## Structured figure records
* * * * * * * * *
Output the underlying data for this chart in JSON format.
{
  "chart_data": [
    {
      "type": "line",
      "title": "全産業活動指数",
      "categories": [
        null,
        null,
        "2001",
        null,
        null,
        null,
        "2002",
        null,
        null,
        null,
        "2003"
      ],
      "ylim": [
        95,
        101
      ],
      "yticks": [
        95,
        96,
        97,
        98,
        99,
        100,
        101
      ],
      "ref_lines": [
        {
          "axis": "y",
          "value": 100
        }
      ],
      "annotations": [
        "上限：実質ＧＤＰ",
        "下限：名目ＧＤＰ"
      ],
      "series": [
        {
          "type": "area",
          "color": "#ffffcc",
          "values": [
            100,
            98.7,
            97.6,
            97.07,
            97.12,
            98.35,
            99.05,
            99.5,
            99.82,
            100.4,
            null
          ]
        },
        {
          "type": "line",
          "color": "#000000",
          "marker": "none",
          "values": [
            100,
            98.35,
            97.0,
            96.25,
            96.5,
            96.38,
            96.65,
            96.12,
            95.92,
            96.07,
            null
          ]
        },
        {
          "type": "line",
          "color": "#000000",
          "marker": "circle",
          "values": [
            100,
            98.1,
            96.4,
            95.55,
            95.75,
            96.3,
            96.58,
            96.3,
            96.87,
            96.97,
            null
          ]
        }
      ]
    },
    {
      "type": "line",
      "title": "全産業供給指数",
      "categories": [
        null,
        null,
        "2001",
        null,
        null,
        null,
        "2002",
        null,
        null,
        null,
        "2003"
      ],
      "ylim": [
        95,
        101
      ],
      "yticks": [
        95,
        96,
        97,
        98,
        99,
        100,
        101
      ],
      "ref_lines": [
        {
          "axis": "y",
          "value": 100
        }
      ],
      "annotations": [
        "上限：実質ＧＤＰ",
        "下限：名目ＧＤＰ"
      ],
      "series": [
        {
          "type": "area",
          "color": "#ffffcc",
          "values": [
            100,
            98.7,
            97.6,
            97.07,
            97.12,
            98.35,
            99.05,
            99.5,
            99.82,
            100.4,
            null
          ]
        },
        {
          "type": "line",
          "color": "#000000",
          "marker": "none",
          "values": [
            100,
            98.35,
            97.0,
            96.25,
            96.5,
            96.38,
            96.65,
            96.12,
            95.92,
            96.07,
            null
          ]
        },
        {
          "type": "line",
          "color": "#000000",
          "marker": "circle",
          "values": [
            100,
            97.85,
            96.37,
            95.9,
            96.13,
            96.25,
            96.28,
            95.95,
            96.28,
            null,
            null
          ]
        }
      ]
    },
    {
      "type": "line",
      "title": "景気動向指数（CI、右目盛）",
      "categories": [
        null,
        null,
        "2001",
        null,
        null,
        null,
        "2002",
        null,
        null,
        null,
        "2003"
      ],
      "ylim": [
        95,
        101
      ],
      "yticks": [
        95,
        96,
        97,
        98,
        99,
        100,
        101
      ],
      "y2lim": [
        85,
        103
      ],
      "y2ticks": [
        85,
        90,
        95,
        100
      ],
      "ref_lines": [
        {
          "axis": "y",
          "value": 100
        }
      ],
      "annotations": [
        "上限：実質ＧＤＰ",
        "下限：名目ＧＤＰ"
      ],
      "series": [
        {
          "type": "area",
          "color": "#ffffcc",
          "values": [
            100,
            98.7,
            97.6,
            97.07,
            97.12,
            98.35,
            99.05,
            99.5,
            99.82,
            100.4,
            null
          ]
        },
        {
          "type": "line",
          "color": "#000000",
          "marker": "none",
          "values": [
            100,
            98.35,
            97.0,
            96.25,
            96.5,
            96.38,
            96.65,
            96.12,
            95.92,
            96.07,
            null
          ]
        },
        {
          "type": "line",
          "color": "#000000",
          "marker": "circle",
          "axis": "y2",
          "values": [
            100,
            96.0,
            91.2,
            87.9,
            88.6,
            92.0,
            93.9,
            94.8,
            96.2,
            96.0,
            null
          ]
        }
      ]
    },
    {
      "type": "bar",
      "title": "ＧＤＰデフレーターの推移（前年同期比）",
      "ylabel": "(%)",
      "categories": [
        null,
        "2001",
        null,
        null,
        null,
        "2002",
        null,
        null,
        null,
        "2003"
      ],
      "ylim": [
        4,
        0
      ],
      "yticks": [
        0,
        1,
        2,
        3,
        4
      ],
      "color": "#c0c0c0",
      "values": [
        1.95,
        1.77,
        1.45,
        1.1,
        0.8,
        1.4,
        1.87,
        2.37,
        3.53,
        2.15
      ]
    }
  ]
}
* * * * * * * * *
## Written task
Pull every line containing "title" from the data.

## Solution to this exercise
      "title": "全産業活動指数",
      "title": "全産業供給指数",
      "title": "景気動向指数（CI、右目盛）",
      "title": "ＧＤＰデフレーターの推移（前年同期比）",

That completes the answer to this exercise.